§ Provided information:

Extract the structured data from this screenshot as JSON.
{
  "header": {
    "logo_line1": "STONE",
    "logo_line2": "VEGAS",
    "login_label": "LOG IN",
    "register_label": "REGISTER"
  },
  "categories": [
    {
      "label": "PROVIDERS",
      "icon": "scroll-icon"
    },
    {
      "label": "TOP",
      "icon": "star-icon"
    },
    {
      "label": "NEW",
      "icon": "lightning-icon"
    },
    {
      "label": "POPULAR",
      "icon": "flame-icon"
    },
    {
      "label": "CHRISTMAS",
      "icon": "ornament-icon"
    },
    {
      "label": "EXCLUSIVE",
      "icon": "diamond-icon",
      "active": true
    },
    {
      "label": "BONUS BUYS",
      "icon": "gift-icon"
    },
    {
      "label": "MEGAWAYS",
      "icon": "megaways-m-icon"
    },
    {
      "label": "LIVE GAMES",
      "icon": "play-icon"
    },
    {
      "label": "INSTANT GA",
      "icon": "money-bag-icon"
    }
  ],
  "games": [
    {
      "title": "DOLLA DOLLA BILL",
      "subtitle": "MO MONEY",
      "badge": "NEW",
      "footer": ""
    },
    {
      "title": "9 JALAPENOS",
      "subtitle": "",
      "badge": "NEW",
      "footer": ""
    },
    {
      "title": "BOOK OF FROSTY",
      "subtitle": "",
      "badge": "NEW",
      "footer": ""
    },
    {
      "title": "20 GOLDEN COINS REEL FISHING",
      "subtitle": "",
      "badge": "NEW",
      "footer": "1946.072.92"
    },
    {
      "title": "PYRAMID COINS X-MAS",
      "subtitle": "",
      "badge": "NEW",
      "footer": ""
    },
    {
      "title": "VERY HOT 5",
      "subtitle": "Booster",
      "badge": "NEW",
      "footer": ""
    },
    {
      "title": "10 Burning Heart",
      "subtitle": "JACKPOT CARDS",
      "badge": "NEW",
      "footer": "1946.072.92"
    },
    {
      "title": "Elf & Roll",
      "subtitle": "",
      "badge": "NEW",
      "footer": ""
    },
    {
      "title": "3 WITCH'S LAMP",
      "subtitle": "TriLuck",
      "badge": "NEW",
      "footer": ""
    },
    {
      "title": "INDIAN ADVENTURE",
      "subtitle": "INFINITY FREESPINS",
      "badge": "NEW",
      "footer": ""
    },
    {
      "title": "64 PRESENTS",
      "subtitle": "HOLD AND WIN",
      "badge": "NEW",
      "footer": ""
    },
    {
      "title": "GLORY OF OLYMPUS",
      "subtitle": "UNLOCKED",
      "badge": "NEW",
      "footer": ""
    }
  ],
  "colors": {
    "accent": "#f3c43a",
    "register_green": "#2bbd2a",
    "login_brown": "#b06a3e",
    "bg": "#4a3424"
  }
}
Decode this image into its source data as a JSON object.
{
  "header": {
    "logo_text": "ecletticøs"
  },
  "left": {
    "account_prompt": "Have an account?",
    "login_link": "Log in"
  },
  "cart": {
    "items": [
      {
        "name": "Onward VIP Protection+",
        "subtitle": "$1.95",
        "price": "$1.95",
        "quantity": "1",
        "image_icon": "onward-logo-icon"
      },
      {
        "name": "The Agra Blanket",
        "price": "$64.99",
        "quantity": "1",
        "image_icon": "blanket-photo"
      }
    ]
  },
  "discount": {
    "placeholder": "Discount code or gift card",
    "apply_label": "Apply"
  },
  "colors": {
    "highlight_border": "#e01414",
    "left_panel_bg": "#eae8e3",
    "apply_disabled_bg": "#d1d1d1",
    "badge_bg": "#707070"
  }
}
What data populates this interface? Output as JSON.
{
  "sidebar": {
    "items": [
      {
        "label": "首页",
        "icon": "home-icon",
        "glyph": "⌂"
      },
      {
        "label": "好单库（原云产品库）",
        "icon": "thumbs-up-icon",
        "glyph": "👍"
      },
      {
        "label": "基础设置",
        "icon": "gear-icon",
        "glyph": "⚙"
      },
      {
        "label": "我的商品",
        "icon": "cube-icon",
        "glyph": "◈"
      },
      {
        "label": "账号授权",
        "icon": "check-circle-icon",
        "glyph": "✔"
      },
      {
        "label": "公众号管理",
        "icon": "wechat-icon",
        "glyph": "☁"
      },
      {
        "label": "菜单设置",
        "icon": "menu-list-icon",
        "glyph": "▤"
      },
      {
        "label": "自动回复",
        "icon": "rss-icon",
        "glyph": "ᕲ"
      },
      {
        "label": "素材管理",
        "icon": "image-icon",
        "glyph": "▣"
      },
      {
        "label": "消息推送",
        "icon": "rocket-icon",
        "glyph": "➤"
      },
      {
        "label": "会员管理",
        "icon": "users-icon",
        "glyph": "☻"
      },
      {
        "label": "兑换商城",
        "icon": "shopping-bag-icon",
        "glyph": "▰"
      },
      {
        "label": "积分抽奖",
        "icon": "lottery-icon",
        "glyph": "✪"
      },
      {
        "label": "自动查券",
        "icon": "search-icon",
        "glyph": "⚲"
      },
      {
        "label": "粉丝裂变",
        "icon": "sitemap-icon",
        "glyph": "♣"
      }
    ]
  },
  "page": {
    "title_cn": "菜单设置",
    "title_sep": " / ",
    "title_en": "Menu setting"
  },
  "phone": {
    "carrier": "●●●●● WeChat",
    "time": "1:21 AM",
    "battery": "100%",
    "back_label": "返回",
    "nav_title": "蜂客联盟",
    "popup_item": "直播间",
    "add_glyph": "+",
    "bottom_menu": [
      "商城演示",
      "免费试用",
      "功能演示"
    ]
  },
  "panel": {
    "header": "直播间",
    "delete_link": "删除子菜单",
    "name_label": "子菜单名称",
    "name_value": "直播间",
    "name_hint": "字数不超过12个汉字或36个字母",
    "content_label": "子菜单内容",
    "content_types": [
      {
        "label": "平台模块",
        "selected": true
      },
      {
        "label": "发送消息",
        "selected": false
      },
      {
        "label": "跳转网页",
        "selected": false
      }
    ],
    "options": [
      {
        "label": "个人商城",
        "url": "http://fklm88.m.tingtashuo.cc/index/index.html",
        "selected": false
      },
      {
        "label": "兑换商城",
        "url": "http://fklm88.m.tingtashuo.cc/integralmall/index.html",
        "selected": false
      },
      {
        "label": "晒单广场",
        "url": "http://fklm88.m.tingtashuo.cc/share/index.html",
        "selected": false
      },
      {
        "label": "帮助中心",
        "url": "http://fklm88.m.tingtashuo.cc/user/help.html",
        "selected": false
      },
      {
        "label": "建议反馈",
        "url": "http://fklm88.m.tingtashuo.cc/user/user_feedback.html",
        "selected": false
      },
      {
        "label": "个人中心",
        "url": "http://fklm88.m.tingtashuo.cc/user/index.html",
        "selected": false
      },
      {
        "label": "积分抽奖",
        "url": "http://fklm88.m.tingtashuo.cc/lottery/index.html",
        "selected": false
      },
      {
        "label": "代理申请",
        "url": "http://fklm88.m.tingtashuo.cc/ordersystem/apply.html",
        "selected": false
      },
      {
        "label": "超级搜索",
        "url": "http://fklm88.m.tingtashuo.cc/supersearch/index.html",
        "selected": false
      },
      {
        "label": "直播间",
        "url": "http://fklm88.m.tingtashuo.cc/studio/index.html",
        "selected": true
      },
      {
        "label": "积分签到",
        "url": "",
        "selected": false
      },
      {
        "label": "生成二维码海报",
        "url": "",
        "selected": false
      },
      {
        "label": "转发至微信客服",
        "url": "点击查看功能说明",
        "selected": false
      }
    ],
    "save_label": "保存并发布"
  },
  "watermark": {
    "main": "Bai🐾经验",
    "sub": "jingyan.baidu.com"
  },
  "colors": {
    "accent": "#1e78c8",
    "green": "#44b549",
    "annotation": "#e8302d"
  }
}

§ What is needed:
Each entry above needs to be retyped exactly.

§ Finished exercise:
Extract the structured data from this screenshot as JSON.
{
  "header": {
    "logo_line1": "STONE",
    "logo_line2": "VEGAS",
    "login_label": "LOG IN",
    "register_label": "REGISTER"
  },
  "categories": [
    {
      "label": "PROVIDERS",
      "icon": "scroll-icon"
    },
    {
      "label": "TOP",
      "icon": "star-icon"
    },
    {
      "label": "NEW",
      "icon": "lightning-icon"
    },
    {
      "label": "POPULAR",
      "icon": "flame-icon"
    },
    {
      "label": "CHRISTMAS",
      "icon": "ornament-icon"
    },
    {
      "label": "EXCLUSIVE",
      "icon": "diamond-icon",
      "active": true
    },
    {
      "label": "BONUS BUYS",
      "icon": "gift-icon"
    },
    {
      "label": "MEGAWAYS",
      "icon": "megaways-m-icon"
    },
    {
      "label": "LIVE GAMES",
      "icon": "play-icon"
    },
    {
      "label": "INSTANT GA",
      "icon": "money-bag-icon"
    }
  ],
  "games": [
    {
      "title": "DOLLA DOLLA BILL",
      "subtitle": "MO MONEY",
      "badge": "NEW",
      "footer": ""
    },
    {
      "title": "9 JALAPENOS",
      "subtitle": "",
      "badge": "NEW",
      "footer": ""
    },
    {
      "title": "BOOK OF FROSTY",
      "subtitle": "",
      "badge": "NEW",
      "footer": ""
    },
    {
      "title": "20 GOLDEN COINS REEL FISHING",
      "subtitle": "",
      "badge": "NEW",
      "footer": "1946.072.92"
    },
    {
      "title": "PYRAMID COINS X-MAS",
      "subtitle": "",
      "badge": "NEW",
      "footer": ""
    },
    {
      "title": "VERY HOT 5",
      "subtitle": "Booster",
      "badge": "NEW",
      "footer": ""
    },
    {
      "title": "10 Burning Heart",
      "subtitle": "JACKPOT CARDS",
      "badge": "NEW",
      "footer": "1946.072.92"
    },
    {
      "title": "Elf & Roll",
      "subtitle": "",
      "badge": "NEW",
      "footer": ""
    },
    {
      "title": "3 WITCH'S LAMP",
      "subtitle": "TriLuck",
      "badge": "NEW",
      "footer": ""
    },
    {
      "title": "INDIAN ADVENTURE",
      "subtitle": "INFINITY FREESPINS",
      "badge": "NEW",
      "footer": ""
    },
    {
      "title": "64 PRESENTS",
      "subtitle": "HOLD AND WIN",
      "badge": "NEW",
      "footer": ""
    },
    {
      "title": "GLORY OF OLYMPUS",
      "subtitle": "UNLOCKED",
      "badge": "NEW",
      "footer": ""
    }
  ],
  "colors": {
    "accent": "#f3c43a",
    "register_green": "#2bbd2a",
    "login_brown": "#b06a3e",
    "bg": "#4a3424"
  }
}
Decode this image into its source data as a JSON object.
{
  "header": {
    "logo_text": "ecletticøs"
  },
  "left": {
    "account_prompt": "Have an account?",
    "login_link": "Log in"
  },
  "cart": {
    "items": [
      {
        "name": "Onward VIP Protection+",
        "subtitle": "$1.95",
        "price": "$1.95",
        "quantity": "1",
        "image_icon": "onward-logo-icon"
      },
      {
        "name": "The Agra Blanket",
        "price": "$64.99",
        "quantity": "1",
        "image_icon": "blanket-photo"
      }
    ]
  },
  "discount": {
    "placeholder": "Discount code or gift card",
    "apply_label": "Apply"
  },
  "colors": {
    "highlight_border": "#e01414",
    "left_panel_bg": "#eae8e3",
    "apply_disabled_bg": "#d1d1d1",
    "badge_bg": "#707070"
  }
}
What data populates this interface? Output as JSON.
{
  "sidebar": {
    "items": [
      {
        "label": "首页",
        "icon": "home-icon",
        "glyph": "⌂"
      },
      {
        "label": "好单库（原云产品库）",
        "icon": "thumbs-up-icon",
        "glyph": "👍"
      },
      {
        "label": "基础设置",
        "icon": "gear-icon",
        "glyph": "⚙"
      },
      {
        "label": "我的商品",
        "icon": "cube-icon",
        "glyph": "◈"
      },
      {
        "label": "账号授权",
        "icon": "check-circle-icon",
        "glyph": "✔"
      },
      {
        "label": "公众号管理",
        "icon": "wechat-icon",
        "glyph": "☁"
      },
      {
        "label": "菜单设置",
        "icon": "menu-list-icon",
        "glyph": "▤"
      },
      {
        "label": "自动回复",
        "icon": "rss-icon",
        "glyph": "ᕲ"
      },
      {
        "label": "素材管理",
        "icon": "image-icon",
        "glyph": "▣"
      },
      {
        "label": "消息推送",
        "icon": "rocket-icon",
        "glyph": "➤"
      },
      {
        "label": "会员管理",
        "icon": "users-icon",
        "glyph": "☻"
      },
      {
        "label": "兑换商城",
        "icon": "shopping-bag-icon",
        "glyph": "▰"
      },
      {
        "label": "积分抽奖",
        "icon": "lottery-icon",
        "glyph": "✪"
      },
      {
        "label": "自动查券",
        "icon": "search-icon",
        "glyph": "⚲"
      },
      {
        "label": "粉丝裂变",
        "icon": "sitemap-icon",
        "glyph": "♣"
      }
    ]
  },
  "page": {
    "title_cn": "菜单设置",
    "title_sep": " / ",
    "title_en": "Menu setting"
  },
  "phone": {
    "carrier": "●●●●● WeChat",
    "time": "1:21 AM",
    "battery": "100%",
    "back_label": "返回",
    "nav_title": "蜂客联盟",
    "popup_item": "直播间",
    "add_glyph": "+",
    "bottom_menu": [
      "商城演示",
      "免费试用",
      "功能演示"
    ]
  },
  "panel": {
    "header": "直播间",
    "delete_link": "删除子菜单",
    "name_label": "子菜单名称",
    "name_value": "直播间",
    "name_hint": "字数不超过12个汉字或36个字母",
    "content_label": "子菜单内容",
    "content_types": [
      {
        "label": "平台模块",
        "selected": true
      },
      {
        "label": "发送消息",
        "selected": false
      },
      {
        "label": "跳转网页",
        "selected": false
      }
    ],
    "options": [
      {
        "label": "个人商城",
        "url": "http://fklm88.m.tingtashuo.cc/index/index.html",
        "selected": false
      },
      {
        "label": "兑换商城",
        "url": "http://fklm88.m.tingtashuo.cc/integralmall/index.html",
        "selected": false
      },
      {
        "label": "晒单广场",
        "url": "http://fklm88.m.tingtashuo.cc/share/index.html",
        "selected": false
      },
      {
        "label": "帮助中心",
        "url": "http://fklm88.m.tingtashuo.cc/user/help.html",
        "selected": false
      },
      {
        "label": "建议反馈",
        "url": "http://fklm88.m.tingtashuo.cc/user/user_feedback.html",
        "selected": false
      },
      {
        "label": "个人中心",
        "url": "http://fklm88.m.tingtashuo.cc/user/index.html",
        "selected": false
      },
      {
        "label": "积分抽奖",
        "url": "http://fklm88.m.tingtashuo.cc/lottery/index.html",
        "selected": false
      },
      {
        "label": "代理申请",
        "url": "http://fklm88.m.tingtashuo.cc/ordersystem/apply.html",
        "selected": false
      },
      {
        "label": "超级搜索",
        "url": "http://fklm88.m.tingtashuo.cc/supersearch/index.html",
        "selected": false
      },
      {
        "label": "直播间",
        "url": "http://fklm88.m.tingtashuo.cc/studio/index.html",
        "selected": true
      },
      {
        "label": "积分签到",
        "url": "",
        "selected": false
      },
      {
        "label": "生成二维码海报",
        "url": "",
        "selected": false
      },
      {
        "label": "转发至微信客服",
        "url": "点击查看功能说明",
        "selected": false
      }
    ],
    "save_label": "保存并发布"
  },
  "watermark": {
    "main": "Bai🐾经验",
    "sub": "jingyan.baidu.com"
  },
  "colors": {
    "accent": "#1e78c8",
    "green": "#44b549",
    "annotation": "#e8302d"
  }
}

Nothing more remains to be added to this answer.